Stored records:
○ ○ ○ ○ ○

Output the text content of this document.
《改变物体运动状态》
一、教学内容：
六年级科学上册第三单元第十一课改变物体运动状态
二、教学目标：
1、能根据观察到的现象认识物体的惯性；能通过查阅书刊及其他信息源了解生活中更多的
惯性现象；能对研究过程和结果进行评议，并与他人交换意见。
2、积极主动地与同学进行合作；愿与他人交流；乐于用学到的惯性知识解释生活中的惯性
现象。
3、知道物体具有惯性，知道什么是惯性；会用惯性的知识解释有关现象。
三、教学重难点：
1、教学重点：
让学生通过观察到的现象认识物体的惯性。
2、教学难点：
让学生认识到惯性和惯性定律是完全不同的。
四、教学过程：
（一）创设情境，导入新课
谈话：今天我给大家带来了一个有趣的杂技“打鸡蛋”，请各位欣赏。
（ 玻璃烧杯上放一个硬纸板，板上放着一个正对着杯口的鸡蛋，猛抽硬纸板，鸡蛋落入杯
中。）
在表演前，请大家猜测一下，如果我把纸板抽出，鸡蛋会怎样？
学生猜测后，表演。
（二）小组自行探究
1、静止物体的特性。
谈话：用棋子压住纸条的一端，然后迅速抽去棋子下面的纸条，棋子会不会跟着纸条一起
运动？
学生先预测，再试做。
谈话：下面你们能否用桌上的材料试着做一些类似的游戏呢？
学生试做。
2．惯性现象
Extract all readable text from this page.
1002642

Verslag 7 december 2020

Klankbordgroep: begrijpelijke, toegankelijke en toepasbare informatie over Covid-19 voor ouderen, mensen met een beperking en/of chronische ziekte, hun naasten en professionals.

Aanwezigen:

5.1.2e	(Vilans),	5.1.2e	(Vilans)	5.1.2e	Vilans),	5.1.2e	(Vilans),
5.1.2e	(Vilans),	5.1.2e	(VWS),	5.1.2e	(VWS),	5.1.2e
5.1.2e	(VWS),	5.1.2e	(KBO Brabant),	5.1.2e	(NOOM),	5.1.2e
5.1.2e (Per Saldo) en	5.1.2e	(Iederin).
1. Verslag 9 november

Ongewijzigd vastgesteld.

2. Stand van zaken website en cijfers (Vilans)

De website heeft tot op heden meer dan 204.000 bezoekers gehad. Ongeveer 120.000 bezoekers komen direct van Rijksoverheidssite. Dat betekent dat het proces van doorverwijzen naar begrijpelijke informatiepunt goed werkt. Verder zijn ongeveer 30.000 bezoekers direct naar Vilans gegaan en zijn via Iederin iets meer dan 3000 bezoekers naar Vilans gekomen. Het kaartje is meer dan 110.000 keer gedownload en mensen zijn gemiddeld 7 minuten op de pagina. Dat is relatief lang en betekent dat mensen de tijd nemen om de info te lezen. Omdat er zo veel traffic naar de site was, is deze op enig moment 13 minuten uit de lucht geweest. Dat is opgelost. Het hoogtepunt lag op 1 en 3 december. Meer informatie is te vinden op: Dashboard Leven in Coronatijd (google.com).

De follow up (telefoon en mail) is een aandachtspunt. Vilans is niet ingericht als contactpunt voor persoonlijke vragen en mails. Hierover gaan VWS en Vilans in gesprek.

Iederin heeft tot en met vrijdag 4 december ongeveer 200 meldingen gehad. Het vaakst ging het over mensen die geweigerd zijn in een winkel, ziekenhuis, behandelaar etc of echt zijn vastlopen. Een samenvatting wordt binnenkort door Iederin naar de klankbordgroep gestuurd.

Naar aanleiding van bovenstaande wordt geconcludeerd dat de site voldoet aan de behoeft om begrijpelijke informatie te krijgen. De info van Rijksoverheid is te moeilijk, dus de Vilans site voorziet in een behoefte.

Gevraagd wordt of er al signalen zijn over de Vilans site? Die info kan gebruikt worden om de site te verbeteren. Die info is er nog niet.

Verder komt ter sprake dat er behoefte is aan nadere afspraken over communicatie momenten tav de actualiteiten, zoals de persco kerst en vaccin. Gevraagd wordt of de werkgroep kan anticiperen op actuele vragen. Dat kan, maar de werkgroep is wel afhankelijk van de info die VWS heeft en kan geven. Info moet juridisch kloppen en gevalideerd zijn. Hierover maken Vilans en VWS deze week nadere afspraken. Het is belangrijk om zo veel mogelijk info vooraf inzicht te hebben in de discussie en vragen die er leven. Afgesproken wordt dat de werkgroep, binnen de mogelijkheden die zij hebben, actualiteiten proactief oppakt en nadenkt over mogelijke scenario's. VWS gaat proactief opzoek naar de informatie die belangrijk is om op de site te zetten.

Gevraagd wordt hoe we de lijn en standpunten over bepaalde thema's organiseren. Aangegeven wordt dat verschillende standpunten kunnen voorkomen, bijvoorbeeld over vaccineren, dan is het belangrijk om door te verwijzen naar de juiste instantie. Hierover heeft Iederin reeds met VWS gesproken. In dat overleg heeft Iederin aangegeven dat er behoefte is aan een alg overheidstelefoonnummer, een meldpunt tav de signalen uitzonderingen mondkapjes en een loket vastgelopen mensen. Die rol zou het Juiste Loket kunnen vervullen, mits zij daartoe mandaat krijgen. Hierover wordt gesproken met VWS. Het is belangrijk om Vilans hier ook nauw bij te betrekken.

○ ○ ○ ○ ○

◆ GOAL
Find every line in the records that contains the word "惯性现象"; copy those lines.

◆ WRITTEN SOLUTION
惯性现象；能对研究过程和结果进行评议，并与他人交换意见。
2．惯性现象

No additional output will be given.